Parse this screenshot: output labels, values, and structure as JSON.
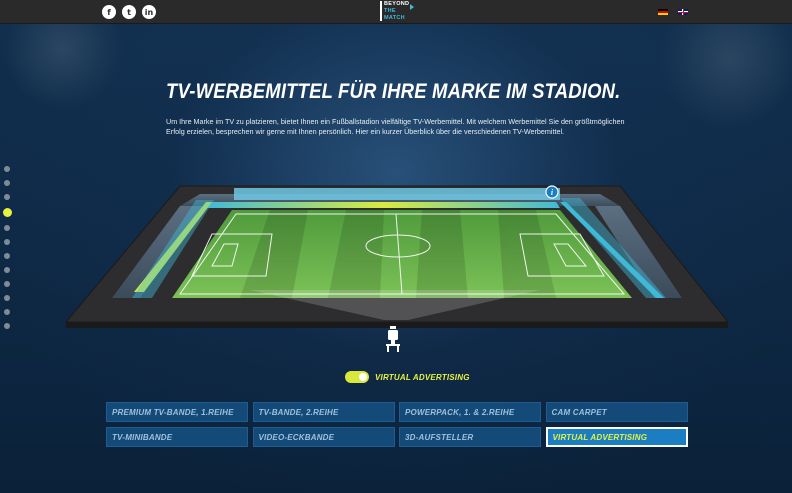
{
  "header": {
    "social": [
      {
        "name": "facebook",
        "glyph": "f"
      },
      {
        "name": "twitter",
        "glyph": "t"
      },
      {
        "name": "linkedin",
        "glyph": "in"
      }
    ],
    "logo_line1": "BEYOND",
    "logo_line2": "THE MATCH",
    "languages": [
      "de",
      "en"
    ]
  },
  "hero": {
    "title": "TV-WERBEMITTEL FÜR IHRE MARKE IM STADION.",
    "intro": "Um Ihre Marke im TV zu platzieren, bietet Ihnen ein Fußballstadion vielfältige TV-Werbemittel. Mit welchem Werbemittel Sie den größtmöglichen Erfolg erzielen, besprechen wir gerne mit Ihnen persönlich. Hier ein kurzer Überblick über die verschiedenen TV-Werbemittel."
  },
  "nav_dots": {
    "count": 12,
    "active_index": 3
  },
  "stadium": {
    "info_icon": "i"
  },
  "toggle": {
    "label": "VIRTUAL ADVERTISING",
    "on": true
  },
  "options": [
    {
      "label": "PREMIUM TV-BANDE, 1.REIHE",
      "active": false
    },
    {
      "label": "TV-BANDE, 2.REIHE",
      "active": false
    },
    {
      "label": "POWERPACK, 1. & 2.REIHE",
      "active": false
    },
    {
      "label": "CAM CARPET",
      "active": false
    },
    {
      "label": "TV-MINIBANDE",
      "active": false
    },
    {
      "label": "VIDEO-ECKBANDE",
      "active": false
    },
    {
      "label": "3D-AUFSTELLER",
      "active": false
    },
    {
      "label": "VIRTUAL ADVERTISING",
      "active": true
    }
  ],
  "colors": {
    "accent_yellow": "#e6f23e",
    "tile_blue": "#144a78",
    "tile_active": "#1b7ec2",
    "pitch_green": "#6ab34a",
    "board_cyan": "#41b9d8"
  }
}
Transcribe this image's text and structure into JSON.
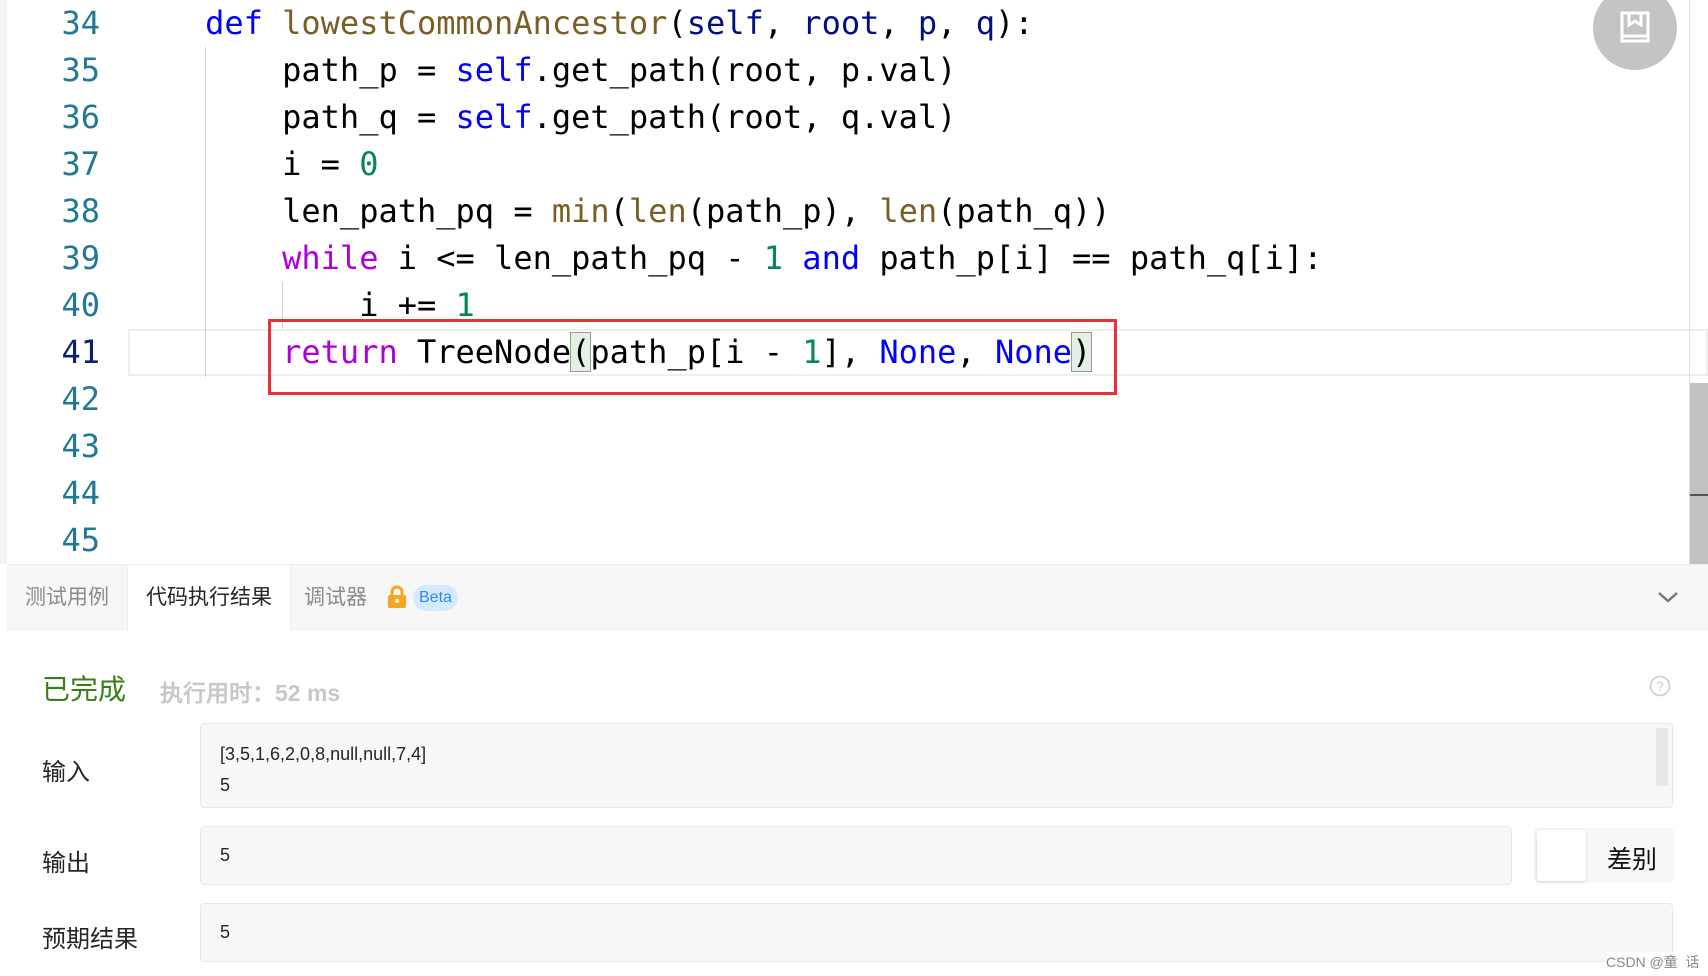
{
  "editor": {
    "line_numbers": [
      "34",
      "35",
      "36",
      "37",
      "38",
      "39",
      "40",
      "41",
      "42",
      "43",
      "44",
      "45"
    ],
    "current_line": "41"
  },
  "colors": {
    "keyword": "#0000ff",
    "function": "#795e26",
    "control": "#af00db",
    "number": "#098658",
    "highlight_box": "#e8303a",
    "status_success": "#3c7d1a"
  },
  "bottom_panel": {
    "tabs": [
      {
        "label": "测试用例"
      },
      {
        "label": "代码执行结果"
      },
      {
        "label": "调试器"
      }
    ],
    "active_tab": "代码执行结果",
    "beta_badge": "Beta",
    "status": "已完成",
    "exec_time": "执行用时：52 ms",
    "input_label": "输入",
    "input_lines": [
      "[3,5,1,6,2,0,8,null,null,7,4]",
      "5"
    ],
    "output_label": "输出",
    "output_value": "5",
    "diff_label": "差别",
    "expected_label": "预期结果",
    "expected_value": "5"
  },
  "watermark": "CSDN @童  话"
}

──────────────────────────────

* [EXERCISE TASK] Only the number is wanted: how many lines in the entries above contain the word "this"?

* [OUTPUT] 2